Do this:
Copy out every line in which the string "assistance" occurs.
## BEGIN Given entries
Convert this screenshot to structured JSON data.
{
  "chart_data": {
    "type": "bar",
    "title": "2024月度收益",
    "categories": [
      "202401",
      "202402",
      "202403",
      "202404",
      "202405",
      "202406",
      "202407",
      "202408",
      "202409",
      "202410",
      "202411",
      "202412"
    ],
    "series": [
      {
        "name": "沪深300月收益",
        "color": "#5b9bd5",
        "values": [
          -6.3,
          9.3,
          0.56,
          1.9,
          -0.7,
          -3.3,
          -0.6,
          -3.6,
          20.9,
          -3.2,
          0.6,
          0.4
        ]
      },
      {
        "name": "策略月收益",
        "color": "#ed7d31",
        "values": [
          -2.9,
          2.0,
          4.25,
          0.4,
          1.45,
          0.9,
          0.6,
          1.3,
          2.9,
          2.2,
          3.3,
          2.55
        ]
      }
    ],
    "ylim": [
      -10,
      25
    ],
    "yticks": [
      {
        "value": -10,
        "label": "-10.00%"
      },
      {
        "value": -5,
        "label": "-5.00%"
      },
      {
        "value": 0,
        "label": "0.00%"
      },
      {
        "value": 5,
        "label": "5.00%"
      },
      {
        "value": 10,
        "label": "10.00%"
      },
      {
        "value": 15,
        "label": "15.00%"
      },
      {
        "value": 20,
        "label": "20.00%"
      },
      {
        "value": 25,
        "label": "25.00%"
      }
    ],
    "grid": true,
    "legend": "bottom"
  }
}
## END Given entries
## BEGIN Given entries
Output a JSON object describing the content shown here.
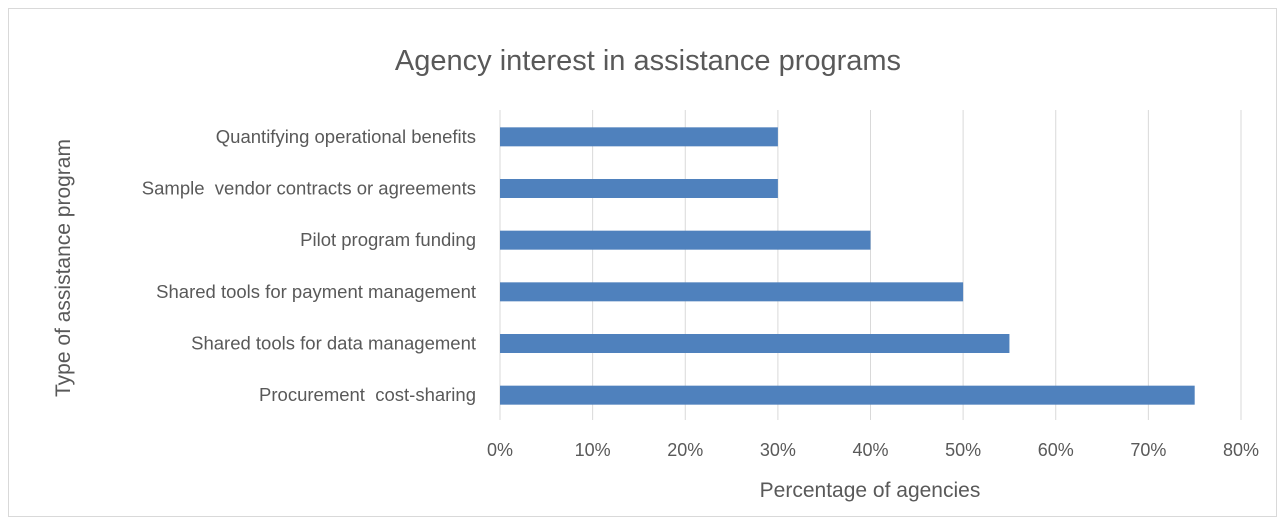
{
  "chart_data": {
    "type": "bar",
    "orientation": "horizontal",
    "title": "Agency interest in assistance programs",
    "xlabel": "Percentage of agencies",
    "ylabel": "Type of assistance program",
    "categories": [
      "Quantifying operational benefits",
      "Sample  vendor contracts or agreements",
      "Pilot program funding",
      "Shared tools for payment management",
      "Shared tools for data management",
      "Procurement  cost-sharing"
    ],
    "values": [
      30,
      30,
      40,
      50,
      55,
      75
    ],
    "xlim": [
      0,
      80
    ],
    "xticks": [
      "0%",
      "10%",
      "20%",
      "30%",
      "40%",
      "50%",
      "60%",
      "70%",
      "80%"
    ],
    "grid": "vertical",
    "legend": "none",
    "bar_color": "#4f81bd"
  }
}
## END Given entries
Response for this exercise:
    "title": "Agency interest in assistance programs",
    "ylabel": "Type of assistance program",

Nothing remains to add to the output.